RECORDS FOR THE EXERCISE
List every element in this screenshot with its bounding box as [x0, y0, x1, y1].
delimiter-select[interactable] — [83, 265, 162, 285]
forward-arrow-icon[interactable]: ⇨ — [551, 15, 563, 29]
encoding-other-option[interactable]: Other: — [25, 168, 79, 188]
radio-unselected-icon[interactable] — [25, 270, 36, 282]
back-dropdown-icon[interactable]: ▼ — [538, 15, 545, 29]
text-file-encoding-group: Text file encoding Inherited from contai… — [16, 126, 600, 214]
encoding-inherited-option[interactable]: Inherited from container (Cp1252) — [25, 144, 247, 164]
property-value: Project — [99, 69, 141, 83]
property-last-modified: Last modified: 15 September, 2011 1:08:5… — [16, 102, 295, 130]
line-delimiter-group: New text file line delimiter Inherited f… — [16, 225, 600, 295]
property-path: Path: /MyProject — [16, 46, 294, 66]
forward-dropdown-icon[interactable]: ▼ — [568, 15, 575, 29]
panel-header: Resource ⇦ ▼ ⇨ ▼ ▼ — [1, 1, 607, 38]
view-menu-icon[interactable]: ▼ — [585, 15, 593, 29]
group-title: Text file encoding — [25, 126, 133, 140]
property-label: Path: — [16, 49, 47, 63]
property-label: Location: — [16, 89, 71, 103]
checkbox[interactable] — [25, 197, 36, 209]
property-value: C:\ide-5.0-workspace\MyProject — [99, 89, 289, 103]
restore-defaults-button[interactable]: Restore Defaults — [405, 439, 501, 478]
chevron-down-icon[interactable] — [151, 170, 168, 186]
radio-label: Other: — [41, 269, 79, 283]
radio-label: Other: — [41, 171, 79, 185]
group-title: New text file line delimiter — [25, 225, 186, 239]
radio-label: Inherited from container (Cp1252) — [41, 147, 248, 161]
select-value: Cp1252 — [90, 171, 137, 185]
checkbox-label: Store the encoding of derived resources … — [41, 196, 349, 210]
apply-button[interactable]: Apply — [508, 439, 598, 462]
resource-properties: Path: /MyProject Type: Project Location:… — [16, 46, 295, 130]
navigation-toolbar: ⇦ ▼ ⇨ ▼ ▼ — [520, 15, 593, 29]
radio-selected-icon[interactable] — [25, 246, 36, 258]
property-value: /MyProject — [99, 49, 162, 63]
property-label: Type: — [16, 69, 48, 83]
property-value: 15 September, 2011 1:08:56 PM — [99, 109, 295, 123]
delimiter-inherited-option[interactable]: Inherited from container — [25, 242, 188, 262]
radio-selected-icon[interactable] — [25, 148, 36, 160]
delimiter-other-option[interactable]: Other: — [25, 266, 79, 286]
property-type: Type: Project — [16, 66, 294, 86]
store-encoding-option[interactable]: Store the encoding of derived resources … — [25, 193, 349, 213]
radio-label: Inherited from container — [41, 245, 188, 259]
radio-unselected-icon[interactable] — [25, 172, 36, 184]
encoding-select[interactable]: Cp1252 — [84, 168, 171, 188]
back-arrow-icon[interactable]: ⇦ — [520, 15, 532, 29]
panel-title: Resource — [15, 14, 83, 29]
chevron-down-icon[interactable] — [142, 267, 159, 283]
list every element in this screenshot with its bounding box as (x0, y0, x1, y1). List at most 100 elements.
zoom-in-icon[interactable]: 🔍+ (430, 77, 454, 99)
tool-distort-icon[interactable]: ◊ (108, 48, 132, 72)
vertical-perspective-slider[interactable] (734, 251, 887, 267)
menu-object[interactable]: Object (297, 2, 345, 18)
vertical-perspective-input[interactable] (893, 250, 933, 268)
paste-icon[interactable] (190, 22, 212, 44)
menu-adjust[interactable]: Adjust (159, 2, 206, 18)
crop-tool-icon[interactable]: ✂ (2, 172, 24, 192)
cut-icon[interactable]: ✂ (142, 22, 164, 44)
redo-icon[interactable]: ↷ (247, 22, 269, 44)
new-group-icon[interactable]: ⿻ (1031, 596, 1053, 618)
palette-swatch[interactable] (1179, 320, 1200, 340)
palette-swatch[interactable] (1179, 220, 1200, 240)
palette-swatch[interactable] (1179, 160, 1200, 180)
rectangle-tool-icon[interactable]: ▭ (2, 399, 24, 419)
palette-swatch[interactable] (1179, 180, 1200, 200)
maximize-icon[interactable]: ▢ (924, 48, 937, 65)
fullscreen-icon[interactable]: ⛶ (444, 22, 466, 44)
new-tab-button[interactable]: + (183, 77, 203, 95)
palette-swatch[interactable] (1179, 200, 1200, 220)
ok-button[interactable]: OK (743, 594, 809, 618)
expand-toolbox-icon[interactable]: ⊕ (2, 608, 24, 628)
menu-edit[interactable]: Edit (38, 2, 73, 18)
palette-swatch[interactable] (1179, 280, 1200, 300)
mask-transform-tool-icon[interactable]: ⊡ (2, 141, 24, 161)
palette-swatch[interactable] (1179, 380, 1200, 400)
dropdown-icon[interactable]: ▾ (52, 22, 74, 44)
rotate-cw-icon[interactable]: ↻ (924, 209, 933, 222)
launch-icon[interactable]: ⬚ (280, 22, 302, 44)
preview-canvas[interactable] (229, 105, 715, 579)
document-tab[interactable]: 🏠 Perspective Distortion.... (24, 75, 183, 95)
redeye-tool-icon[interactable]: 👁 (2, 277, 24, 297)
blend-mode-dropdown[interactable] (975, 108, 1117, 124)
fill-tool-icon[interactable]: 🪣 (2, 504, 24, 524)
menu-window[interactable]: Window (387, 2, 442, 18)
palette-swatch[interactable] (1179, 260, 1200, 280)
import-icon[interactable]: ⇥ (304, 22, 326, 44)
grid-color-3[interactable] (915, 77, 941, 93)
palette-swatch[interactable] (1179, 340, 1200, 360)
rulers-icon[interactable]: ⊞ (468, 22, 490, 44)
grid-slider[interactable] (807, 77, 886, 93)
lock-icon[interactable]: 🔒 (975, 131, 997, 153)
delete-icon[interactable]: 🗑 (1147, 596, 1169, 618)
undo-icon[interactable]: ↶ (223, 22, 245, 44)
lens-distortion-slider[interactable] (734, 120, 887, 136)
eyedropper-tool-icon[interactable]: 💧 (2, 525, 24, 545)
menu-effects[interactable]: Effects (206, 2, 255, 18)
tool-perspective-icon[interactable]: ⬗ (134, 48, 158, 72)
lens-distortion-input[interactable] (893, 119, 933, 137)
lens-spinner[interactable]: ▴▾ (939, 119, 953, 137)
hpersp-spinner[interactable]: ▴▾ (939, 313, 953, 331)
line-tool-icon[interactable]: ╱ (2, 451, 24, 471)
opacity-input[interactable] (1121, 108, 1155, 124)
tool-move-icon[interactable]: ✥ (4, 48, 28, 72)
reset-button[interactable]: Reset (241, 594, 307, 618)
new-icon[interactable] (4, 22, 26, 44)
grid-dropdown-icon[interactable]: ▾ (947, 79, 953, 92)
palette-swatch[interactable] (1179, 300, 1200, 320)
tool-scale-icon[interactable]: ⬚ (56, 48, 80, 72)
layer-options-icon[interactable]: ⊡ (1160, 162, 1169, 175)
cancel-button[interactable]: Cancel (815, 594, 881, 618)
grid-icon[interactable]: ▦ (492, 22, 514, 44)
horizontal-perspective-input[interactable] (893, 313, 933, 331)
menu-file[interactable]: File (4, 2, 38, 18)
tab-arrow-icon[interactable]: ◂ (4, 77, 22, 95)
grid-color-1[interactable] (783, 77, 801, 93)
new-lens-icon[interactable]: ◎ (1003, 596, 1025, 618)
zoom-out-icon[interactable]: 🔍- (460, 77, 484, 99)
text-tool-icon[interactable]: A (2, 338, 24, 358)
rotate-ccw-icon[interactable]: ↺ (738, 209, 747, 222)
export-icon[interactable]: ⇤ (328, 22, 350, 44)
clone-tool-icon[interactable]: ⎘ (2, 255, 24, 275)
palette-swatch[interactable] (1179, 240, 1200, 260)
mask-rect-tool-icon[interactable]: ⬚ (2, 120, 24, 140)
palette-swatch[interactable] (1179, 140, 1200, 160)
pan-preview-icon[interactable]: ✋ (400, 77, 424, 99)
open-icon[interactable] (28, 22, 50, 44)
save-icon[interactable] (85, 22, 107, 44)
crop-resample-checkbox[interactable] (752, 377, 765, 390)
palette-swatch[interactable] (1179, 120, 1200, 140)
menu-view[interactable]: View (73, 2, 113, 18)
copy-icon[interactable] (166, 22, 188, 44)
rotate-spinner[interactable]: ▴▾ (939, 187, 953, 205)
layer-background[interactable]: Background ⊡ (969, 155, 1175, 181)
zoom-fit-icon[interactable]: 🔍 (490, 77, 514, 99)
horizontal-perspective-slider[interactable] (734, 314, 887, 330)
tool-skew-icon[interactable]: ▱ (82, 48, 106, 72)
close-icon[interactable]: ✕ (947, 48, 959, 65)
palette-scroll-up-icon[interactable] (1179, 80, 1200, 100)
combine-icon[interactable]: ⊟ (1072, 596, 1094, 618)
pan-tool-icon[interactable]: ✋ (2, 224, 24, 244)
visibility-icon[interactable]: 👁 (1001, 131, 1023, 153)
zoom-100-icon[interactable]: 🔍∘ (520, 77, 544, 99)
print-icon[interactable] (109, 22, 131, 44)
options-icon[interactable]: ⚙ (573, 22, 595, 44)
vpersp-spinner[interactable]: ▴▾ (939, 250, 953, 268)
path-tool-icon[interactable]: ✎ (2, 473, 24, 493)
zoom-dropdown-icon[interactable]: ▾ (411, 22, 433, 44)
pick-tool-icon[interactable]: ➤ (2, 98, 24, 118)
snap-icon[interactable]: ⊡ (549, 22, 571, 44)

WORK TO DO
Begin at the first line of the listing and stop after the line that has "text-file-encoding-group: Text file". Present those lines as a Markdown table with the columns No. and Entry, skipping any blank lines.

THE ANSWER
| No. | Entry |
|---|---|
| 1 | List every element in this screenshot with its bounding box as [x0, y0, x1, y1]. |
| 2 | delimiter-select[interactable] — [83, 265, 162, 285] |
| 3 | forward-arrow-icon[interactable]: ⇨ — [551, 15, 563, 29] |
| 4 | encoding-other-option[interactable]: Other: — [25, 168, 79, 188] |
| 5 | radio-unselected-icon[interactable] — [25, 270, 36, 282] |
| 6 | back-dropdown-icon[interactable]: ▼ — [538, 15, 545, 29] |
| 7 | text-file-encoding-group: Text file encoding Inherited from contai… — [16, 126, 600, 214] |